- [PROBLEMA BREVE A] Extrae del texto sobre la jornada de rezo y trabajo el fragmento que va desde "SE levantan a" hasta "también lo son.", ambos incluidos.
- [PROBLEMA BREVE B] Según el texto sobre la jornada de rezo y trabajo, ¿a qué hora se levantan?
- [PROBLEMA BREVE C] Prosigue el texto sobre la jornada de rezo y trabajo a partir de su última oración.

- [TEXTO EXTRAÍDO]
# # #

SE levantan a las 6.30 de la mañana. No desayunan hasta dos horas después. Rezan la mayor parte del día y trabajan el resto. Se hablan lo imprescindible. No leen periódicos, ni oyen la radio, ni navegan libremente por Internet. Apenas encienden la tele los domingos para ver la misa o algún informativo cuando hay una catástrofe por la que orar. En el magnetofón solo escuchan música católica o conferencias religiosas. Las revistas con las que se mantienen al día también lo son.

# # #

- [ENTRADAS DADAS]
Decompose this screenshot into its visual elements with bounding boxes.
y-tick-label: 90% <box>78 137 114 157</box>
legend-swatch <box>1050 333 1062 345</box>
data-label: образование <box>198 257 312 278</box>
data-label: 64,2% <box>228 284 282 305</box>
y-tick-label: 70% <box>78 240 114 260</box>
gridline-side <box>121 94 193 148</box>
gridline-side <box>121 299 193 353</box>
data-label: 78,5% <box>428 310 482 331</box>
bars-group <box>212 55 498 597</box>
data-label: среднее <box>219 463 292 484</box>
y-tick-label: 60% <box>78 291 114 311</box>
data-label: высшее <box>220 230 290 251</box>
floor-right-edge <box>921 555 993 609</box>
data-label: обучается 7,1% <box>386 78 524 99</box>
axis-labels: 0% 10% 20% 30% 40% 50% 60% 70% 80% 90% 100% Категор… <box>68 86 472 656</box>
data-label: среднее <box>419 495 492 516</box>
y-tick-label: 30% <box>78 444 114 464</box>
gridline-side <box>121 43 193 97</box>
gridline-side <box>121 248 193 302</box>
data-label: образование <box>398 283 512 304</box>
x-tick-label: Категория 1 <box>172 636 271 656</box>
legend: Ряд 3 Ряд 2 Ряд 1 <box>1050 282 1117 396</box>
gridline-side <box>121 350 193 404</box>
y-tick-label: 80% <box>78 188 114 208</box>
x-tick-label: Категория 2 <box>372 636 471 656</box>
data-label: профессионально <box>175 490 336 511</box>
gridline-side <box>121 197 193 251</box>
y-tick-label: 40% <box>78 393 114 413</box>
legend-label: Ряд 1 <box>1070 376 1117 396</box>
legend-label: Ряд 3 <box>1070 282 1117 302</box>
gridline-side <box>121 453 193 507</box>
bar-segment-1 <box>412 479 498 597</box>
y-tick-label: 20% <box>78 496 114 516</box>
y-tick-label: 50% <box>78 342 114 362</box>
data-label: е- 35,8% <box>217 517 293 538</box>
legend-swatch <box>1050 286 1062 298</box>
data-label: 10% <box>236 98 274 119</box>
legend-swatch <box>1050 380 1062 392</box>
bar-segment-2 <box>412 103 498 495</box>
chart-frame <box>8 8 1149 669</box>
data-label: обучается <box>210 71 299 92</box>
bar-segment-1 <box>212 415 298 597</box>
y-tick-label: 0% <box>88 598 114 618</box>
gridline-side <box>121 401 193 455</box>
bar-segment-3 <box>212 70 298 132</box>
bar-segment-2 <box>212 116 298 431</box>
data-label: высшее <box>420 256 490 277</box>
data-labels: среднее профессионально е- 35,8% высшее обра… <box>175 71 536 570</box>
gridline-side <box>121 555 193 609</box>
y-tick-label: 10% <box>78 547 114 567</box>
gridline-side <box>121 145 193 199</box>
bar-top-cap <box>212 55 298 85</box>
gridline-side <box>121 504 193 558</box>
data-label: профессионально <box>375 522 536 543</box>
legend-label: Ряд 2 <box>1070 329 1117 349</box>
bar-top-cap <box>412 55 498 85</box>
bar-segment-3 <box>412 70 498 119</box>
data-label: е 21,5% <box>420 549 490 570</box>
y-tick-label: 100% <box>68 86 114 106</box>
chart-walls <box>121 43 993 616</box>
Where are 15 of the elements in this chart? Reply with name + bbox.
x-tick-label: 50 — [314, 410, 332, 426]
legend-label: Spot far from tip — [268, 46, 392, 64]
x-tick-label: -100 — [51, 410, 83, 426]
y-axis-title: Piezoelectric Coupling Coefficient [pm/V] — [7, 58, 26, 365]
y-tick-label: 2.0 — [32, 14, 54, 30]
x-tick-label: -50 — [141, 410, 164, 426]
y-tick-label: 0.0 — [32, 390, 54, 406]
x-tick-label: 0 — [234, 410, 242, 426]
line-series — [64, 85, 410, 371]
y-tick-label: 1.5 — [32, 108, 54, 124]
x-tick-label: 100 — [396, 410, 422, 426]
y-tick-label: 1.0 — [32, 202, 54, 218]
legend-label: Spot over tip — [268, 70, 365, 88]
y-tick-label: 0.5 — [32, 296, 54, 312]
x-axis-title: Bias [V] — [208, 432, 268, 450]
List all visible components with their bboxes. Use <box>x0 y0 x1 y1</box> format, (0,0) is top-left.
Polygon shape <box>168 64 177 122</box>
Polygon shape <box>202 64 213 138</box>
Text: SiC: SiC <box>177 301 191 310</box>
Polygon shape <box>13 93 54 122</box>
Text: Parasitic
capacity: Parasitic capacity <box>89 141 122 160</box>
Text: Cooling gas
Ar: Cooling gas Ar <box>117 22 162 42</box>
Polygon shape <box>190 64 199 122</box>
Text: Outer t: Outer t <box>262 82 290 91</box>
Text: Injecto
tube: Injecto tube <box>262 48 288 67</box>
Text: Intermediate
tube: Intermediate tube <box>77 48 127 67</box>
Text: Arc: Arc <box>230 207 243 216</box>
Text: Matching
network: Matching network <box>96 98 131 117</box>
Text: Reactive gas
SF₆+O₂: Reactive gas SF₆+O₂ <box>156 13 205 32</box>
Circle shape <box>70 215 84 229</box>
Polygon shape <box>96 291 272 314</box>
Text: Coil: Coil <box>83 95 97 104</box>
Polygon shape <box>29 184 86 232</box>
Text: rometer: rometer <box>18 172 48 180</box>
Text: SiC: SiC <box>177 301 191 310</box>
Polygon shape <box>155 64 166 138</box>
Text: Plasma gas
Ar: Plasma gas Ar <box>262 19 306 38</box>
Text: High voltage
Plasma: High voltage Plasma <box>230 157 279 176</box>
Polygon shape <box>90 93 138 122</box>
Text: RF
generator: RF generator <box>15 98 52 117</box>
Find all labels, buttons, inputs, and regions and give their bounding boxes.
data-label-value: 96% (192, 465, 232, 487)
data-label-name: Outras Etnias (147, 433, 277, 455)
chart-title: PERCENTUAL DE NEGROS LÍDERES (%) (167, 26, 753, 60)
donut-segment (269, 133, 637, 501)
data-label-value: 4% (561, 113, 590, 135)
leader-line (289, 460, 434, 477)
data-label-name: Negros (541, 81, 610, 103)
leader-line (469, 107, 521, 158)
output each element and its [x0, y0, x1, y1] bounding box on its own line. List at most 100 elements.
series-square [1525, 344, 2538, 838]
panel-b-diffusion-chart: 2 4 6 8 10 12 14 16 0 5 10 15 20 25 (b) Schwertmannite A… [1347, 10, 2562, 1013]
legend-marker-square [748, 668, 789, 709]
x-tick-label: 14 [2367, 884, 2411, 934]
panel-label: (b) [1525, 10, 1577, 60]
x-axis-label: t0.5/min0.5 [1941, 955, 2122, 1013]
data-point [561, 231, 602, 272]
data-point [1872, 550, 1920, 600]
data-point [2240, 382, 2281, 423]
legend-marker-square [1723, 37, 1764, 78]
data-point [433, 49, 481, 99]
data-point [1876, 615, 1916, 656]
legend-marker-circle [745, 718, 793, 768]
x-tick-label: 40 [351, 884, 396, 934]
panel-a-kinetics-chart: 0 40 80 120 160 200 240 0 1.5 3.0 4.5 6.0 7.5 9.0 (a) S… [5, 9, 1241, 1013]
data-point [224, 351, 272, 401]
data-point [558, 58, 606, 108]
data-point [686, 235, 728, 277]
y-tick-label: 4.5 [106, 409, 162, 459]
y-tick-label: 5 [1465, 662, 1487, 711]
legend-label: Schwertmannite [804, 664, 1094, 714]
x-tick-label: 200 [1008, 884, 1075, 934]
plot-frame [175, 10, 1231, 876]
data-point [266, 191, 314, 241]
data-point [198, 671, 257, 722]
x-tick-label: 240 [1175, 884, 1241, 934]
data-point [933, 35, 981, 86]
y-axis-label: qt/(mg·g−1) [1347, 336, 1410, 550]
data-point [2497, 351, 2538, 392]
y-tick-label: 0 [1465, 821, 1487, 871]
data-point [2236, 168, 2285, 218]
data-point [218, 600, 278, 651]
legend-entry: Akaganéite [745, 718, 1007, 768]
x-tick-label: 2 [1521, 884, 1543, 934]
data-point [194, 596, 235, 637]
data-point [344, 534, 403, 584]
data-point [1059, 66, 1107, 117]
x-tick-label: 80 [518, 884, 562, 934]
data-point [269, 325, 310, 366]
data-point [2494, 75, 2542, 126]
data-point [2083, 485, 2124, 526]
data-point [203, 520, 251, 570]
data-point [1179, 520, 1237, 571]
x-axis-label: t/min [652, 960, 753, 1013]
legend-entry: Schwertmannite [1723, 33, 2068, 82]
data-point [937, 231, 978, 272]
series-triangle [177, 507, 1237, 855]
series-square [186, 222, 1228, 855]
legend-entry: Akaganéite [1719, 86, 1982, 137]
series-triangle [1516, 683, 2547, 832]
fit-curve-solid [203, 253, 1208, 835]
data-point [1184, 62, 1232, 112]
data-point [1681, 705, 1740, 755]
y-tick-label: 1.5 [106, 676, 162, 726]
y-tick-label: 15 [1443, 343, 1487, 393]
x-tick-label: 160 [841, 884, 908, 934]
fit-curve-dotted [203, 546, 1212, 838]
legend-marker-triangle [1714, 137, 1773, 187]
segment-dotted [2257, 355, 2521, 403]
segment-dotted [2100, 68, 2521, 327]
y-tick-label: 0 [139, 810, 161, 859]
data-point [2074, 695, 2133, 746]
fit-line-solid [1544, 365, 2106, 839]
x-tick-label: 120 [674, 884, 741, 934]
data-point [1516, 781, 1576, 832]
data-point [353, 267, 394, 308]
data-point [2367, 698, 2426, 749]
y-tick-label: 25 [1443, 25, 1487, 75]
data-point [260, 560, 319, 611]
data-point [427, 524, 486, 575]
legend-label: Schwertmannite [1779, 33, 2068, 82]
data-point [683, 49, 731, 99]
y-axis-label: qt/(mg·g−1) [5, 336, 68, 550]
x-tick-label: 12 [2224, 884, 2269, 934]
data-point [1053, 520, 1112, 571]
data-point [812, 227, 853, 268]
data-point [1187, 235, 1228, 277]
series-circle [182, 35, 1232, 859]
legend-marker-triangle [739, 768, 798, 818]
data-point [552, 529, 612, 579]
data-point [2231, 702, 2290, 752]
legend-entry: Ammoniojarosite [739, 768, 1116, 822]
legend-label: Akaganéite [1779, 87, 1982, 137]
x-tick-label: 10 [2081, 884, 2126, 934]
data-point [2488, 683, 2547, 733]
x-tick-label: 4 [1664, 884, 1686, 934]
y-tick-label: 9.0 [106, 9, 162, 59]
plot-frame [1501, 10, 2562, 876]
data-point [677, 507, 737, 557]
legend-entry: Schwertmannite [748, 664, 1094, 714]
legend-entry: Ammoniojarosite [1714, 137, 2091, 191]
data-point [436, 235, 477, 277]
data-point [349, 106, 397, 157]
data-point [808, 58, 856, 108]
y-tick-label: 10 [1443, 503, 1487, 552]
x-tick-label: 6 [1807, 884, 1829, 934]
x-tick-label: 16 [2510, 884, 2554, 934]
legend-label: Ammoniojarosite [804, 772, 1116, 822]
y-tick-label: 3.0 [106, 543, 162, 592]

# # #

- [RESPUESTA ESCRITA A]
SE levantan a las 6.30 de la mañana. No desayunan hasta dos horas después. Rezan la mayor parte del día y trabajan el resto. Se hablan lo imprescindible. No leen periódicos, ni oyen la radio, ni navegan libremente por Internet. Apenas encienden la tele los domingos para ver la misa o algún informativo cuando hay una catástrofe por la que orar. En el magnetofón solo escuchan música católica o conferencias religiosas. Las revistas con las que se mantienen al día también lo son.

- [RESPUESTA ESCRITA B] A las 6.30 de la mañana.

- [RESPUESTA ESCRITA C]
Solo de pensar en el madrugón en ayunas, en la austera celda, en la falta de un dispositivo móvil en el bolsillo, a más de uno se le borraría la sonrisa de la cara. Pero eso es precisamente lo que no les falta a este grupo de monjas de clausura mercedarias, procedentes de India y México, que se han prestado excepcionalmente a abrir las puertas del Monasterio San José, en Loiu, para mostrar su estilo de vida, “invitar a las jóvenes a que nos conozcan” y acabar con esa imagen de “mujeres encerradas entre cuatro paredes que están amargadas” que a veces se tiene de ellas, intuye la madre Leire. “La gente piensa: 24 horas esas mujeres ahí metidas ¿qué hacen?, pero se nos pasa el día y ni nos enteramos. Entre una cosa y otra, siempre estamos ocupadas”, explica la madre superiora Flavia. Una cosa y otra es básicamente “rezar por la humanidad”, pero también trabajar en la cocina, el obrador, la limpieza, la casa espiritual, el cuidado de las mayores... En el monasterio conviven 13 monjas de entre 35 y 92 años. Las siete más jóvenes son mexicanas e indias. “Cada una tenemos a una enferma”, apuntan y añaden que, pese a rondar los 40, a los ojos de las madres octogenarias, ellas son “unas niñas”.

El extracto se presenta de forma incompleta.